= THE EXERCISE =
Repeat every line below exactly, word for word.

= AVAILABLE RECORDS =
++++++

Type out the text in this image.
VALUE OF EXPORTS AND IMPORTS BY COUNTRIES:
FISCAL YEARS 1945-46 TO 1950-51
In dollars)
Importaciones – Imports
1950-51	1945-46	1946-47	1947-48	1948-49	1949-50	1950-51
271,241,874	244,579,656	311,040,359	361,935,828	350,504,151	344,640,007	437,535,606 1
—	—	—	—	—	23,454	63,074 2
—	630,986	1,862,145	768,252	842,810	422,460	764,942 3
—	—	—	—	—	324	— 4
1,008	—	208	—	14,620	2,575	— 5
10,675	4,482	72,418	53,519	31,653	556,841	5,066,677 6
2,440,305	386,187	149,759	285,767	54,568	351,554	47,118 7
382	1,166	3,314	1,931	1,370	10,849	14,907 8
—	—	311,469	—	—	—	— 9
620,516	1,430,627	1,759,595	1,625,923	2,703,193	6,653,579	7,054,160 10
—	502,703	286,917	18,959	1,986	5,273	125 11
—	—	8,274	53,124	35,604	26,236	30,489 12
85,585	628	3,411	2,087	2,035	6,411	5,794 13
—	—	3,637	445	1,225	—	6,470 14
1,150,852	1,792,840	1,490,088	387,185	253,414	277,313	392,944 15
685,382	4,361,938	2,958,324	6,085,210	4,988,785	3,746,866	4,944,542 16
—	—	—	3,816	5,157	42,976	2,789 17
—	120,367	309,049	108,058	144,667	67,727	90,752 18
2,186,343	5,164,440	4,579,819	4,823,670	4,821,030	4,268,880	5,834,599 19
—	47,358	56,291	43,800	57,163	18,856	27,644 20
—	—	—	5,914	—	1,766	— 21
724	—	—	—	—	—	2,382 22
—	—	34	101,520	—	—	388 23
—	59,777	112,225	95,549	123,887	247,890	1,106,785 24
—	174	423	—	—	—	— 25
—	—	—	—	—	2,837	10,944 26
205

++++++

= THE RESPONSE =
Type out the text in this image.
VALUE OF EXPORTS AND IMPORTS BY COUNTRIES:
FISCAL YEARS 1945-46 TO 1950-51
In dollars)
Importaciones – Imports
1950-51	1945-46	1946-47	1947-48	1948-49	1949-50	1950-51
271,241,874	244,579,656	311,040,359	361,935,828	350,504,151	344,640,007	437,535,606 1
—	—	—	—	—	23,454	63,074 2
—	630,986	1,862,145	768,252	842,810	422,460	764,942 3
—	—	—	—	—	324	— 4
1,008	—	208	—	14,620	2,575	— 5
10,675	4,482	72,418	53,519	31,653	556,841	5,066,677 6
2,440,305	386,187	149,759	285,767	54,568	351,554	47,118 7
382	1,166	3,314	1,931	1,370	10,849	14,907 8
—	—	311,469	—	—	—	— 9
620,516	1,430,627	1,759,595	1,625,923	2,703,193	6,653,579	7,054,160 10
—	502,703	286,917	18,959	1,986	5,273	125 11
—	—	8,274	53,124	35,604	26,236	30,489 12
85,585	628	3,411	2,087	2,035	6,411	5,794 13
—	—	3,637	445	1,225	—	6,470 14
1,150,852	1,792,840	1,490,088	387,185	253,414	277,313	392,944 15
685,382	4,361,938	2,958,324	6,085,210	4,988,785	3,746,866	4,944,542 16
—	—	—	3,816	5,157	42,976	2,789 17
—	120,367	309,049	108,058	144,667	67,727	90,752 18
2,186,343	5,164,440	4,579,819	4,823,670	4,821,030	4,268,880	5,834,599 19
—	47,358	56,291	43,800	57,163	18,856	27,644 20
—	—	—	5,914	—	1,766	— 21
724	—	—	—	—	—	2,382 22
—	—	34	101,520	—	—	388 23
—	59,777	112,225	95,549	123,887	247,890	1,106,785 24
—	174	423	—	—	—	— 25
—	—	—	—	—	2,837	10,944 26
205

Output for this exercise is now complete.